I definitely sell much better on channels other than Amazon, though I do have a habit of pointing to Amazon when I do remember to market.

One question I have - you say you add a page at the back of your books which have links to your author pages on various sites. How have you managed to do this without upsetting, say, Apple, who don't like books to point to rival companies?


----------



## Elizabeth Ann West (Jul 11, 2011)

Nanny Ogg said:


> Great post, Elizabeth. Definitely some food for thought, there.
> 
> 98% of my books are wide, though I've just unticked the auto-reenrol box for the two books currently in KU.
> 
> ...


You are allowed to link to your website. So I do. http://www.elizabethannwest.com/roseroom/catalog.html

This is OVERDUE for a change, my new version will be up this quarter and 100% responsive. I made this one in Adobe Muse and my new site will be too.


----------



## B.A. Spangler (Jan 25, 2012)

Interesting strategy. Considering wide again and bookmarked.
Thank you for taking the time to post.


----------



## The 13th Doctor (May 31, 2012)

Elizabeth Ann West said:


> You are allowed to link to your website. So I do. http://www.elizabethannwest.com/roseroom/catalog.html
> 
> This is OVERDUE for a change, my new version will be up this quarter and 100% responsive. I made this one in Adobe Muse and my new site will be too.


Ooh, that is a great idea! May do something similar for my own website.


----------



## Kessie Carroll (Jan 15, 2014)

Thanks for the pep talk! I've got my less-market targeted books wide, but I was going to keep my target market books in KU--until this debacle. I don't want to build my empire on a shaky, fickle algorithm. So I've been taking a cursory look at Kobo's listing for paranormal romance. Compared to Amazon, they've got a fat lot of nothing. It's very obviously the genre dregs and outliers, because the big money has been in KU. It's got me wondering if this is an underserved market. I mean, my clean shifter romances sold halfway decently on iBooks, and nobody likes them because they're clean. If I could get some good stuff wide, and leverage the promos, I think those markets are an untapped gold mine.


----------



## Elizabeth Ann West (Jul 11, 2011)

When I was a book marketer I learned first hand that readers either want the book or don't want the book, in which case a price inducement must be given. But if a reader needs a price inducement to buy your book, is that really the FIRST audience you want to go after? I'm not saying some readers are more valuable than others, I am saying it takes all types of readers to support a stable career. A good publisher works to meet the needs of readers at all levels.

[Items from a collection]
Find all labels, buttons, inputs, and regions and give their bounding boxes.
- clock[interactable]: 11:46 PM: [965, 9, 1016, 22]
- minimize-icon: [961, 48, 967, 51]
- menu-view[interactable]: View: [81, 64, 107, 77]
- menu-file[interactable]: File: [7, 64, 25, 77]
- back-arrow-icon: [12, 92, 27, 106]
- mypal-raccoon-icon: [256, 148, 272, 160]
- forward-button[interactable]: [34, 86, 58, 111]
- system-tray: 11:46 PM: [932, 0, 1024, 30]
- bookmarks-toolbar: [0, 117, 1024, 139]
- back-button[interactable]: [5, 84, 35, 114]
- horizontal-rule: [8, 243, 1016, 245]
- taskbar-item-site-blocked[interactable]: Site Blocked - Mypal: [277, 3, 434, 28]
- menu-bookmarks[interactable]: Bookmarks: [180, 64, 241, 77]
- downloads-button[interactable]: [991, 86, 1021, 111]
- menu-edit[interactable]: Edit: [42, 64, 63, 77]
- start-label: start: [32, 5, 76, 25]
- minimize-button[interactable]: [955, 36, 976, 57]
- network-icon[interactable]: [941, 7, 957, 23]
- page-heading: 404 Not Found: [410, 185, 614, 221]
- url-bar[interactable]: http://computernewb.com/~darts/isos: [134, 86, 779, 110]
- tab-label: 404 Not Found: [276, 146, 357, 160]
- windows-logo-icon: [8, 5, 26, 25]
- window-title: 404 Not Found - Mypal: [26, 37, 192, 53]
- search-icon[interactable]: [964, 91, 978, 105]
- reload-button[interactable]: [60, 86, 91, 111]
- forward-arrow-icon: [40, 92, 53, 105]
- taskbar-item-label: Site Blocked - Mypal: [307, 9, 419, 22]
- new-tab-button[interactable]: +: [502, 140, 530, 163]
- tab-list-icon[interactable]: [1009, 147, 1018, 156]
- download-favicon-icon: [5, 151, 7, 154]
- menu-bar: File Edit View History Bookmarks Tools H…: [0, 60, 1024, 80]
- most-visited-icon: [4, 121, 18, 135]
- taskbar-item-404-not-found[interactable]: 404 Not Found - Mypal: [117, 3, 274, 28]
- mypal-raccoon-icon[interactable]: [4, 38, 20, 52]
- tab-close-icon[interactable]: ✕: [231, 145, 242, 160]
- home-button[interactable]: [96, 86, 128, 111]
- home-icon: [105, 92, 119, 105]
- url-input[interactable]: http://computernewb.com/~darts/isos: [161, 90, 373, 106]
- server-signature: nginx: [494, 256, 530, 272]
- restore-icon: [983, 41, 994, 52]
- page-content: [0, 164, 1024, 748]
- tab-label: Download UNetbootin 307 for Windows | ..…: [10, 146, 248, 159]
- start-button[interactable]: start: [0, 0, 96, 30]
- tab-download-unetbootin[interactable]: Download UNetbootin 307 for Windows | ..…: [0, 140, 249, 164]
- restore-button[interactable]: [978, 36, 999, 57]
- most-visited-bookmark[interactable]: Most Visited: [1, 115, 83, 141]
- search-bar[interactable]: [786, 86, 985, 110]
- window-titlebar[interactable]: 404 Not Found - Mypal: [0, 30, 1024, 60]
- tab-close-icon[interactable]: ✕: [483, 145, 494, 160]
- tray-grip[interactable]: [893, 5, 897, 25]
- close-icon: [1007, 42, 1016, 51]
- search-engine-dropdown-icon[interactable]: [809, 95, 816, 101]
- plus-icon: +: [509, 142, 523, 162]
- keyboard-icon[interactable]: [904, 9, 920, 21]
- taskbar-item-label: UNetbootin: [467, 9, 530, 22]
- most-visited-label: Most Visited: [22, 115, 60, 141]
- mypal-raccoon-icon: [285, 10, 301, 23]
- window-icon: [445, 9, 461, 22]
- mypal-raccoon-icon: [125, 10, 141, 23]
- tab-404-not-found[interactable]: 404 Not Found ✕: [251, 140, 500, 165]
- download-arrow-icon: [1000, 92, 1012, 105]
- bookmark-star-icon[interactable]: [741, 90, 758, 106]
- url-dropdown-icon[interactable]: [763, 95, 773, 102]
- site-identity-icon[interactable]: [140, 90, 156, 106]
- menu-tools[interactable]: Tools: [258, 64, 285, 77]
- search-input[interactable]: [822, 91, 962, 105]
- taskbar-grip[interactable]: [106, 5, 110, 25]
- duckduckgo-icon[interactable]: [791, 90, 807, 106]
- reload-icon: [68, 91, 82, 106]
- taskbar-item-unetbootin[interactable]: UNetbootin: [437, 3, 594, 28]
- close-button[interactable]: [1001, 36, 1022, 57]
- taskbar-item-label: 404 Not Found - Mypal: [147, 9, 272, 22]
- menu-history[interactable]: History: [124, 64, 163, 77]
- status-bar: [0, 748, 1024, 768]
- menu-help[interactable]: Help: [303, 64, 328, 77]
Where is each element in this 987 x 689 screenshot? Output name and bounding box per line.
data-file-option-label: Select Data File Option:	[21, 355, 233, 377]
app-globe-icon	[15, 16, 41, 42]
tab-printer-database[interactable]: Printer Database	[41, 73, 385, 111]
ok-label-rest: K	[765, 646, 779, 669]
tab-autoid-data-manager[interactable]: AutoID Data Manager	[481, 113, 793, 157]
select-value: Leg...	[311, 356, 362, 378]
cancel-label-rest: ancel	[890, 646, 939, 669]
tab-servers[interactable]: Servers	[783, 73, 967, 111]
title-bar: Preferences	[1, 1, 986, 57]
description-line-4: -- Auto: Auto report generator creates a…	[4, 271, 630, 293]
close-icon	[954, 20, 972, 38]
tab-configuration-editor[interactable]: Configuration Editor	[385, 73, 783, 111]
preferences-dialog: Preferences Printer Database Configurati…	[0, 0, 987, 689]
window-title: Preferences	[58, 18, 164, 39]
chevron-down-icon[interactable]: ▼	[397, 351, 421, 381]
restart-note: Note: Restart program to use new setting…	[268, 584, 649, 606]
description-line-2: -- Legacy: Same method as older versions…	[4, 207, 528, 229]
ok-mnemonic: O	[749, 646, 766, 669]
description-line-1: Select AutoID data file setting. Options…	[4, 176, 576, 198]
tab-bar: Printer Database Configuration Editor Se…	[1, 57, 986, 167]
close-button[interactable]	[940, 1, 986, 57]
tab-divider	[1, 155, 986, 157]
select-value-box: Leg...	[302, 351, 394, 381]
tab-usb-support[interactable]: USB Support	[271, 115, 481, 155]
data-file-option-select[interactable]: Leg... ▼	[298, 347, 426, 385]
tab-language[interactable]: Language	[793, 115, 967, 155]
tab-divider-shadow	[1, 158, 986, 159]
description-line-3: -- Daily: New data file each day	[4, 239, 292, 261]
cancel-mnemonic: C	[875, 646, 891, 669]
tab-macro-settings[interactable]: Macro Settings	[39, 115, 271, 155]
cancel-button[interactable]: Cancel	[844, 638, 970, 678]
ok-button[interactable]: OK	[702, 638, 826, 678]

#### Goals:
• a. In the book-selling thread, what program did Elizabeth Ann West use to make her website?
• b. Please resume the book-selling thread from the point where it stops.
The items have no role here.

#### Answers for the exercise:
• a. Adobe Muse.

• b.
You need those super fans who love you at any price. All of us have an author that is in that category. An author who we hear they have a new book on preorder at the bookstore we are saying "Shut up! Take our money!" In the past, that's almost always a trad pub author that's a household name. But the Internet has been a great equalizer. Maybe indies aren't household names, yet, but all of us have people who love the books we write. This isn't about putting readers down, or thinking we're better than another author. It's about business margins. I can sell a LOT less books and stay in business for the readers who love my work at a higher price point to start than I can chasing mass audience appeal at a bargain price that my book may never grab that level of appeal. And then what? If I can only sell 500 copies of a title, then by golly, those 500 copies need to "earn out."

And even though all of my titles have sold over 1,000 copies each (the most sold belongs to The Trouble with Horses, my oldest book, at 5,000 copies on Amazon), I work plans to sell 500 copies in the first 30 days. That's it. Whatever the earning point is that book selling 500 copies at the price point I set that's the earn out. Originally, I wanted 500 copies sold in 6 months.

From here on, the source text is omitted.